Serum concentrations and safety of rimantadine in paediatric patients.

Rimantadine has been shown to be more active in vitro and less toxic than amantadine in adults with influenza A disease. Because of a lack of studies in pediatric patients, we designed a study to evaluate serum concentrations and adverse effects of rimantadine in infants receiving repeated doses. Fourteen hospitalized infants (ages 1-10 months) were given rimantadine syrup at 3 mg/kg/dose in single daily doses during influenza season. Blood samples were obtained prior to dose and at various intervals up to 8 h after doses on the fifth to ninth days of therapy. Adverse effects were assessed based on clinical status, activity level, hematologic and biochemical parameters during 10-day therapy. Steady-state rimantadine peak serum concentration ranged from 100 to 574 ng/ml and time to achieve peak concentration ranged from 2.5 to 6.0 h after the doses. No adverse effects were seen except hematuria in one infant; this patient had the highest rimantadine concentration and longest treatment duration. Hematuria resolved during a follow-up evaluation on the ninth day after stopping therapy. Our data suggest that rimantadine can be given safely at repeated doses of 3 mg/kg/dose in a convenient once-daily regimen; the steady-state peak serum concentrations and time to achieve peak concentration may vary substantially in infants receiving same oral doses; and possible association of adverse effects and high serum concentration or long treatment duration of rimantadine needs further evaluation in small infants.

### Excerpted records

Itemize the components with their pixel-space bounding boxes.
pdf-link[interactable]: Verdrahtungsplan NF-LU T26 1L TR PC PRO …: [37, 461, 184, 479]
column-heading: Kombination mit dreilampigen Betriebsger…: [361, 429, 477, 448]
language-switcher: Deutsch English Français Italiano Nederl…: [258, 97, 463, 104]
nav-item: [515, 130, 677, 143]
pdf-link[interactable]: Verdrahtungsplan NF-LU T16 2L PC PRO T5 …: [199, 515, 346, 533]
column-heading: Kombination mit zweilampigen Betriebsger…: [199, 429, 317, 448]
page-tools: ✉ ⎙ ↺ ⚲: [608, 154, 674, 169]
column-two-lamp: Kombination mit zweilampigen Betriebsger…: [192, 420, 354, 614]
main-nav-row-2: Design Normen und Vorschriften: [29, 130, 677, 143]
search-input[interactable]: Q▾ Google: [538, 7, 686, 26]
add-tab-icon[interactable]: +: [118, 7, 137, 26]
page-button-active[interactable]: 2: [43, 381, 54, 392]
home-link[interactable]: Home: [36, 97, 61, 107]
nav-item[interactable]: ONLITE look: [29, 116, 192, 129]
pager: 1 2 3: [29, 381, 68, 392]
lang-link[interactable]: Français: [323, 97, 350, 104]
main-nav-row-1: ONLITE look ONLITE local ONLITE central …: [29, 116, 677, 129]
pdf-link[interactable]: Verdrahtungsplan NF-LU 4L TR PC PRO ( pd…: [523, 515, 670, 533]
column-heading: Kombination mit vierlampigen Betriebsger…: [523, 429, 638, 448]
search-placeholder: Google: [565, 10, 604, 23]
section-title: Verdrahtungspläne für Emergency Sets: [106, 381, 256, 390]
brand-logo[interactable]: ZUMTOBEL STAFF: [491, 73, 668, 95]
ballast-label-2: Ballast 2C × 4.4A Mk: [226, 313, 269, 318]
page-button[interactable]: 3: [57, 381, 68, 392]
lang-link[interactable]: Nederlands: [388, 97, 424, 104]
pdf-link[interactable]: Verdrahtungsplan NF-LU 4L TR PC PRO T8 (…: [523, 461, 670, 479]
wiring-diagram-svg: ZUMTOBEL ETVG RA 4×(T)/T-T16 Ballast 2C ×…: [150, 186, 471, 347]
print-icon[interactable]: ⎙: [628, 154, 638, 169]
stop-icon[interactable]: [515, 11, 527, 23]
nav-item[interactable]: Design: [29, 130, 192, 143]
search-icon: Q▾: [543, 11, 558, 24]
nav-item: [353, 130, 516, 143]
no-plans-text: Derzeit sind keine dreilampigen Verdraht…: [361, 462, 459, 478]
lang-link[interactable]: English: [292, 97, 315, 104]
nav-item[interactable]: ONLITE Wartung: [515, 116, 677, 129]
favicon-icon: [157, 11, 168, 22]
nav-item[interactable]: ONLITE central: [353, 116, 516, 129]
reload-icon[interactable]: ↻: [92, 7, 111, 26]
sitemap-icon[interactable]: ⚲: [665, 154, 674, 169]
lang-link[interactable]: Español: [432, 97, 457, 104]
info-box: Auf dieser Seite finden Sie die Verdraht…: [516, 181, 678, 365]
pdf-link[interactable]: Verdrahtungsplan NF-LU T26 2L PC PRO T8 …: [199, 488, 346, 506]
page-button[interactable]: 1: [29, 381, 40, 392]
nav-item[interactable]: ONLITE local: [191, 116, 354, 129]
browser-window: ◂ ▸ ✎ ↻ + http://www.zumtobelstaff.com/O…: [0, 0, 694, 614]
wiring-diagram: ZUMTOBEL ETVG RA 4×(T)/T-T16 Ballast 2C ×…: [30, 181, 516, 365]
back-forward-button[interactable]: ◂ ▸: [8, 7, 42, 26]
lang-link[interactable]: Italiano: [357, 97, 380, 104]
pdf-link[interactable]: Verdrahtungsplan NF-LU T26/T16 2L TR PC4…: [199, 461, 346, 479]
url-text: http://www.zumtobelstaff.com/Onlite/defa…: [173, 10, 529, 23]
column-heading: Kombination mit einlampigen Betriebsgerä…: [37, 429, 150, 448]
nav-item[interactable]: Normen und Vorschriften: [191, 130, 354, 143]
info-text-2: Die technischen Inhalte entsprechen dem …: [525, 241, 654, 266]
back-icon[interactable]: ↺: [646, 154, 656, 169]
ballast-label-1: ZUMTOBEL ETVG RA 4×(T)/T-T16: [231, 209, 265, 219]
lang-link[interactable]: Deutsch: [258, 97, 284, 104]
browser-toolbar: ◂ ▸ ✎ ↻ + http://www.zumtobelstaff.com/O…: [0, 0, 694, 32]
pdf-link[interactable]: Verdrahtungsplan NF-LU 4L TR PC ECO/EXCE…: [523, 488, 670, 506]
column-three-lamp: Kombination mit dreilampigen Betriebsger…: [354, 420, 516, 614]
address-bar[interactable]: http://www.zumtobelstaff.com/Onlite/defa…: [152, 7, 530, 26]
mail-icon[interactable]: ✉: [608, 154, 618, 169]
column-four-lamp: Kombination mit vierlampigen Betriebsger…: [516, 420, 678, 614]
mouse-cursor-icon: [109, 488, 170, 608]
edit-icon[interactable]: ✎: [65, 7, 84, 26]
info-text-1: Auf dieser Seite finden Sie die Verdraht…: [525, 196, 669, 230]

### Directions for this task
Answer these about the rimantadine study:
1. How many infants took part, and what ages were they?
2. What range did the steady-state peak serum concentration of rimantadine cover?
3. When did the one infant's hematuria resolve?
The records have nothing to do with the rimantadine study.

### Answer to this problem
1. Fourteen hospitalized infants, ages 1 to 10 months.
2. From 100 to 574 ng/ml.
3. During a follow-up evaluation on the ninth day after therapy was stopped.